• [Task objective]: Copy each line of the records that holds the string "ylabel".

(Dataset rows about figures)
----------
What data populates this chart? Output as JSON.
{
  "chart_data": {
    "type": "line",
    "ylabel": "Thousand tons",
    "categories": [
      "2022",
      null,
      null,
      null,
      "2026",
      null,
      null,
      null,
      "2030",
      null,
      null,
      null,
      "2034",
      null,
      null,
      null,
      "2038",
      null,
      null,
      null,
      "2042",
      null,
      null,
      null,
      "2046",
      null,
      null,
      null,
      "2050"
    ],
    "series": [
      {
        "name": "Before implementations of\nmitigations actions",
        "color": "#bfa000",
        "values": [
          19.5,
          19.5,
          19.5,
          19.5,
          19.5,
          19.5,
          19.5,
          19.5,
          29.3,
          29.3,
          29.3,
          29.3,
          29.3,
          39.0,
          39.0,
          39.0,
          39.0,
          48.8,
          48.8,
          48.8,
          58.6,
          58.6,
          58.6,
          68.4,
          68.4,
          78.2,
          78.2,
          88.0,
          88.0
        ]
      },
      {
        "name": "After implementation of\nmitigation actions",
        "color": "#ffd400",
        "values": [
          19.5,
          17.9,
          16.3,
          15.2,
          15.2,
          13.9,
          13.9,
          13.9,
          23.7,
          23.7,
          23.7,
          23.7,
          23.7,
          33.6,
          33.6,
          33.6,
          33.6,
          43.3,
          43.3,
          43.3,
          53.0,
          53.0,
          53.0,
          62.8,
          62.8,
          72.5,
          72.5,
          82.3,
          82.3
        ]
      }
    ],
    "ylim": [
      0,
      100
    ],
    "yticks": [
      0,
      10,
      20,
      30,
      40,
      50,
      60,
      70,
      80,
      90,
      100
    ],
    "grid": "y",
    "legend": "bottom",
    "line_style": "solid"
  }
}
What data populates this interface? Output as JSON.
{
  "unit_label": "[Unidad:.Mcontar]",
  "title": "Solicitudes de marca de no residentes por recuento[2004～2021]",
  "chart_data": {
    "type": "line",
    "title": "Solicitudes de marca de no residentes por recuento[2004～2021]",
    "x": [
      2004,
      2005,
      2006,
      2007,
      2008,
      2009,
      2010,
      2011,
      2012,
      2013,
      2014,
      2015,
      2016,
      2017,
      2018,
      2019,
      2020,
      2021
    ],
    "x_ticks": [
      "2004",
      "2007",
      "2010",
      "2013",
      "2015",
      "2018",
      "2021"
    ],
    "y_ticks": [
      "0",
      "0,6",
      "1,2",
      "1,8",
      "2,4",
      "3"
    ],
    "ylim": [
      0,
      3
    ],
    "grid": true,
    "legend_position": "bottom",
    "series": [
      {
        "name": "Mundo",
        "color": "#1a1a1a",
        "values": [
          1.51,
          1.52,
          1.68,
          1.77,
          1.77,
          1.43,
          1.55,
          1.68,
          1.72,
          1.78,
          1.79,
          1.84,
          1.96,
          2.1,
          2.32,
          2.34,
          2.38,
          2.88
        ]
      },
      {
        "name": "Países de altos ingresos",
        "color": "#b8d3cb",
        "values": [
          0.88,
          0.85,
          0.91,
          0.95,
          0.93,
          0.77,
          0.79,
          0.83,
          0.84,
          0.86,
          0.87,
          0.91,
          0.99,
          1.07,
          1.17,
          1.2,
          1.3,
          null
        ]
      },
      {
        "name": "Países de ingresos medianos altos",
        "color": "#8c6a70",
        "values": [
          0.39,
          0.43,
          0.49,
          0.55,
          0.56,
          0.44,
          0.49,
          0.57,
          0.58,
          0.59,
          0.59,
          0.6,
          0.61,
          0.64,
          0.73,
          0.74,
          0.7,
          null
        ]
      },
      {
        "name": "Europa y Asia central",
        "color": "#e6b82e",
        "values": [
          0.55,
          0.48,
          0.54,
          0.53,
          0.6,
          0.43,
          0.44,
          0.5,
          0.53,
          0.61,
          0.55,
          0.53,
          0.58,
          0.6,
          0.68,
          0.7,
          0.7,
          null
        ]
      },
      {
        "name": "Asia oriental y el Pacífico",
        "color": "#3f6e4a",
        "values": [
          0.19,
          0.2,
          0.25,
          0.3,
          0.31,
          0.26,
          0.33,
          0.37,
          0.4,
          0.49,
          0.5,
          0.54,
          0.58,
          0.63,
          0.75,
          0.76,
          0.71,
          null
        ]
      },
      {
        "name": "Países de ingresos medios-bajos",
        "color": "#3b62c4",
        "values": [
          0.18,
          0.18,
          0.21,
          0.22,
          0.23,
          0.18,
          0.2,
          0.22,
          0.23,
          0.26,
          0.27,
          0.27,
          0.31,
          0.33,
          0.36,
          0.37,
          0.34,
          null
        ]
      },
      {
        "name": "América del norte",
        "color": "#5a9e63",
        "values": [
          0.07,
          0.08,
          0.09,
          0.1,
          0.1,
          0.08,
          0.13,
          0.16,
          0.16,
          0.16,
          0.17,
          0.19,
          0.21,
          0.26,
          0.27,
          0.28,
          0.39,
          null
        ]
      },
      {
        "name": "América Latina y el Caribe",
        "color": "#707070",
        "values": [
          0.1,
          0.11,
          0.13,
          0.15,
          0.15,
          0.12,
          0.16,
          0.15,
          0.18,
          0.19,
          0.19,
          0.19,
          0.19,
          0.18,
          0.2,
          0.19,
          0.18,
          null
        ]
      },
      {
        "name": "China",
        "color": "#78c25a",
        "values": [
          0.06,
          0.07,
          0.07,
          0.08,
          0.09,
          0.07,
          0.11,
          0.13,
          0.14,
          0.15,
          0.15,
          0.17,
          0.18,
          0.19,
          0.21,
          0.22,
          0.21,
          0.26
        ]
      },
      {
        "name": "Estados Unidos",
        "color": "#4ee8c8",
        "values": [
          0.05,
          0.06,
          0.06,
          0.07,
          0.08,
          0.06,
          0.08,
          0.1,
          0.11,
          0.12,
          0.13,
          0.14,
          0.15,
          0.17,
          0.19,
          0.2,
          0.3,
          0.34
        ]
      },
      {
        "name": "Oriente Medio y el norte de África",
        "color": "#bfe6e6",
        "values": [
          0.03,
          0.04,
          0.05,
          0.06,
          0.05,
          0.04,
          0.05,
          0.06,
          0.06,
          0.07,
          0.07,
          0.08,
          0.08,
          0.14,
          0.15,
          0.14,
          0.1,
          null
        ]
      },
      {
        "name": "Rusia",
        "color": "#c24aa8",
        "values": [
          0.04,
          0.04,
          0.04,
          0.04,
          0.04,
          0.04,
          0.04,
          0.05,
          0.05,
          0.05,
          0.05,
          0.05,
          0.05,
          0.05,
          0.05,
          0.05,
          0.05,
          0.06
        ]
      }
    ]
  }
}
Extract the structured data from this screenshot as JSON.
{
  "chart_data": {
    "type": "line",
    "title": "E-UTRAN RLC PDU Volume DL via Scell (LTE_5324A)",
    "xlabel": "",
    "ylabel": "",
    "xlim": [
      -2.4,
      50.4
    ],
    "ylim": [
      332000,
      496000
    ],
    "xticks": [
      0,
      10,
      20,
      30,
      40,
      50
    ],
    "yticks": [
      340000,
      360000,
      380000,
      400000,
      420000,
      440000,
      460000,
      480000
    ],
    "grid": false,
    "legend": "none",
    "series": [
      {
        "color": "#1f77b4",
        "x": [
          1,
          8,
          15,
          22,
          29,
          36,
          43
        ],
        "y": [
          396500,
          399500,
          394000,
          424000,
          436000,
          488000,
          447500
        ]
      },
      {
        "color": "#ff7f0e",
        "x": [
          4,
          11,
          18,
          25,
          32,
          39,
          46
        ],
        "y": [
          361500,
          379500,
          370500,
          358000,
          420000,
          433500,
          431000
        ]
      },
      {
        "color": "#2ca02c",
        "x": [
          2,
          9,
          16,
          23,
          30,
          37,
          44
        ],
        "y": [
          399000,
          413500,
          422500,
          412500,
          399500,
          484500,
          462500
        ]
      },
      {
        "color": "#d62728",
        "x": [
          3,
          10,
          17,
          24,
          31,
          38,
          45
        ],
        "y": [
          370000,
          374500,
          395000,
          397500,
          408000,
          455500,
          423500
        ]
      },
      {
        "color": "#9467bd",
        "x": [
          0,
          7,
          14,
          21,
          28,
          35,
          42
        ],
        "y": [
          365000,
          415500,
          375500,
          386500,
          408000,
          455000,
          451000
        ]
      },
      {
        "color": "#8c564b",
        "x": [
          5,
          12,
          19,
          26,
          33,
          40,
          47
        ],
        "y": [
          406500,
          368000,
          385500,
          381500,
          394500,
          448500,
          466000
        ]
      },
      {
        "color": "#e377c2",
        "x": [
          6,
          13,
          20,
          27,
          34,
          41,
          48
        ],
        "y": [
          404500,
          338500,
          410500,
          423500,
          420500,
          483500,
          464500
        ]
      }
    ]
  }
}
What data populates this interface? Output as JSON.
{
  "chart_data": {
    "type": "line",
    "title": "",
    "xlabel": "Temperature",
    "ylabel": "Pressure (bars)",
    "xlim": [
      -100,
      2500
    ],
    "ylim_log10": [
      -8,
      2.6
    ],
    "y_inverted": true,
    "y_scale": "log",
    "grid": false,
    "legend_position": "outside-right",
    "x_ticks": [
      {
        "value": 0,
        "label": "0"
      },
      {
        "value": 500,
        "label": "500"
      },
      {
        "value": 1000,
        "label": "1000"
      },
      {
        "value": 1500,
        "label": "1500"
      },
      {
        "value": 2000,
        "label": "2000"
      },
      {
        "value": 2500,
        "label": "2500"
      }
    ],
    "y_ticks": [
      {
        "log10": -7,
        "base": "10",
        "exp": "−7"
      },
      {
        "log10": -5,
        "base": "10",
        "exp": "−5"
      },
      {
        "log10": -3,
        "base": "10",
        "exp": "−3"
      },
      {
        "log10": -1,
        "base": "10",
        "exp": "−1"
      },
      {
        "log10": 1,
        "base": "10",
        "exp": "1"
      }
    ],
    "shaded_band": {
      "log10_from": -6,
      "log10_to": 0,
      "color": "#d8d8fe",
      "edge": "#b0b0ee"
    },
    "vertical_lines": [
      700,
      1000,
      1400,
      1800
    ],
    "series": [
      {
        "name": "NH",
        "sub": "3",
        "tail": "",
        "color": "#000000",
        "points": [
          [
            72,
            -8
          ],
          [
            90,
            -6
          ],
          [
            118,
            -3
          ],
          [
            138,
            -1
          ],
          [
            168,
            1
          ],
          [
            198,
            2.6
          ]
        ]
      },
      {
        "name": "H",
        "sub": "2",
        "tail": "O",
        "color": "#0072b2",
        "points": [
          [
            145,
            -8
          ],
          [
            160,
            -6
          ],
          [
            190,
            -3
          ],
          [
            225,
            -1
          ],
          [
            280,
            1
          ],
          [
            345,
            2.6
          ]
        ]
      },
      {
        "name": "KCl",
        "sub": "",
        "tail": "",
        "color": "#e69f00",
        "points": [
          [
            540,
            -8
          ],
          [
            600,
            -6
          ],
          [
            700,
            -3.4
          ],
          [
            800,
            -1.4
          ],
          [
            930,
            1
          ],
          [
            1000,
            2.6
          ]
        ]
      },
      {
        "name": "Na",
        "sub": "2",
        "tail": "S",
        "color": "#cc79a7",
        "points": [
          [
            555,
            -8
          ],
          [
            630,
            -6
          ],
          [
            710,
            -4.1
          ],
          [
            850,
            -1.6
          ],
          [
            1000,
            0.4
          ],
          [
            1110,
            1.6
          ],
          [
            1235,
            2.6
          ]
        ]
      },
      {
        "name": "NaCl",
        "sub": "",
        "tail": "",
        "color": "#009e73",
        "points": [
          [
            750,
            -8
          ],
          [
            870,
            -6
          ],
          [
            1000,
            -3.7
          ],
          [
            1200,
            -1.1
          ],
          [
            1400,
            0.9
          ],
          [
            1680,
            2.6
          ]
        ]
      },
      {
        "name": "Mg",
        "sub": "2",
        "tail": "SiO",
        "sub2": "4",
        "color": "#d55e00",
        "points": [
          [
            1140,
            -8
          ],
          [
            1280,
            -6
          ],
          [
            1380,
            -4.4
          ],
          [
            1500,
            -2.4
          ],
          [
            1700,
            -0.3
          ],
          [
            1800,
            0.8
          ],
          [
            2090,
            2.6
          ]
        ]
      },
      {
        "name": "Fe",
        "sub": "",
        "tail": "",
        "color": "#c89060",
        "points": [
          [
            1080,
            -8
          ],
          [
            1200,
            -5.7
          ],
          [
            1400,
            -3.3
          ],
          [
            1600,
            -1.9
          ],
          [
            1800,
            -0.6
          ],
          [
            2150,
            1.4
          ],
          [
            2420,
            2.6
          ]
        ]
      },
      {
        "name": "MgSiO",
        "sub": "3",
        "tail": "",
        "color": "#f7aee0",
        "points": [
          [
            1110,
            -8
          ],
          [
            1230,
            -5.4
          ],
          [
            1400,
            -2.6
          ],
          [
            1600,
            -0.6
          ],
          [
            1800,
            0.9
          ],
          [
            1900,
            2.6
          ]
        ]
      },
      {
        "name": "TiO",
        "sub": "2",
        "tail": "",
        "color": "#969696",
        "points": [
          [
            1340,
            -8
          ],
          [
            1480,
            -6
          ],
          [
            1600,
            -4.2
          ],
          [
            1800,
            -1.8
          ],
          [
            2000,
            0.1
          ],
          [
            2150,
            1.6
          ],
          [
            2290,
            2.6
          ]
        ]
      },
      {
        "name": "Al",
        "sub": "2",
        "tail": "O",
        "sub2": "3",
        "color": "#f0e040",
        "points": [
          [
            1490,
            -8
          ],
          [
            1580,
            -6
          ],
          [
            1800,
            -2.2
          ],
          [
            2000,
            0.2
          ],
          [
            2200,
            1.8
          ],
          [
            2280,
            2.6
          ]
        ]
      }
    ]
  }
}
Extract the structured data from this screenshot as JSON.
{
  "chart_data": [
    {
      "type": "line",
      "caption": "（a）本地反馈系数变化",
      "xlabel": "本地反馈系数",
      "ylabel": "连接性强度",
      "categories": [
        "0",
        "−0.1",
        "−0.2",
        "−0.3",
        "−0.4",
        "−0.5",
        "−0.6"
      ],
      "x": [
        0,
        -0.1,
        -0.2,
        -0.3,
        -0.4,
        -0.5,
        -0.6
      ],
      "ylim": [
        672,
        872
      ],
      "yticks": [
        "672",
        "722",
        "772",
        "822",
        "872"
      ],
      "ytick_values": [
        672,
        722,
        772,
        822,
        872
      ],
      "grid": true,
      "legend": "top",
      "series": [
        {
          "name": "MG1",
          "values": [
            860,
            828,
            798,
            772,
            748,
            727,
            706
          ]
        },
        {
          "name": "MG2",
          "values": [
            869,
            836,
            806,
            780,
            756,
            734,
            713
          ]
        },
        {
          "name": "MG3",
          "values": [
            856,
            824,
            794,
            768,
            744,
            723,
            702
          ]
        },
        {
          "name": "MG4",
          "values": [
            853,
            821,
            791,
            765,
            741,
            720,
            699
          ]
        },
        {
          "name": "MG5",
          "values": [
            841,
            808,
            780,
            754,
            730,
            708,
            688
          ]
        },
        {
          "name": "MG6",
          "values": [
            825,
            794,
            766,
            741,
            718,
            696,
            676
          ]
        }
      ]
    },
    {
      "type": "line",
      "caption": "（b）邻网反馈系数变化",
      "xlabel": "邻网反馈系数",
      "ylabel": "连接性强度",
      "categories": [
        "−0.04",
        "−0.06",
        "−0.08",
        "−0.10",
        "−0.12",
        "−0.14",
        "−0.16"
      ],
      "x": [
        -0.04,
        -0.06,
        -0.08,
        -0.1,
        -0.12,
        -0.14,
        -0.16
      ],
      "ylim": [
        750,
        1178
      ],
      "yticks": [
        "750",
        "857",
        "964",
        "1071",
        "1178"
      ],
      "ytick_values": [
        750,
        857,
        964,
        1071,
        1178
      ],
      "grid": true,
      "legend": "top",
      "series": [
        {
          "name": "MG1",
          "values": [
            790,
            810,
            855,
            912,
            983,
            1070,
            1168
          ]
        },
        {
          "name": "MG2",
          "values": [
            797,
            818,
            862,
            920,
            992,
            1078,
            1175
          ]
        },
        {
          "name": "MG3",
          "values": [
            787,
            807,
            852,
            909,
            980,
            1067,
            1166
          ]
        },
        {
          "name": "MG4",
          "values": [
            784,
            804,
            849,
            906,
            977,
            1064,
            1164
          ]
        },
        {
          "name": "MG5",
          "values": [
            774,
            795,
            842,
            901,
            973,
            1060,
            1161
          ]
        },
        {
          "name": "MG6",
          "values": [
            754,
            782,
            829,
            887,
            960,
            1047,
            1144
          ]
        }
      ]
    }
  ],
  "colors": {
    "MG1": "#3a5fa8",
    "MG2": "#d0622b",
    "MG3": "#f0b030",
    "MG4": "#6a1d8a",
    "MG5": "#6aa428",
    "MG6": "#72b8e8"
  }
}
----------
• [Exercise result]:
    "ylabel": "Thousand tons",
    "ylabel": "",
    "ylabel": "Pressure (bars)",
      "ylabel": "连接性强度",
      "ylabel": "连接性强度",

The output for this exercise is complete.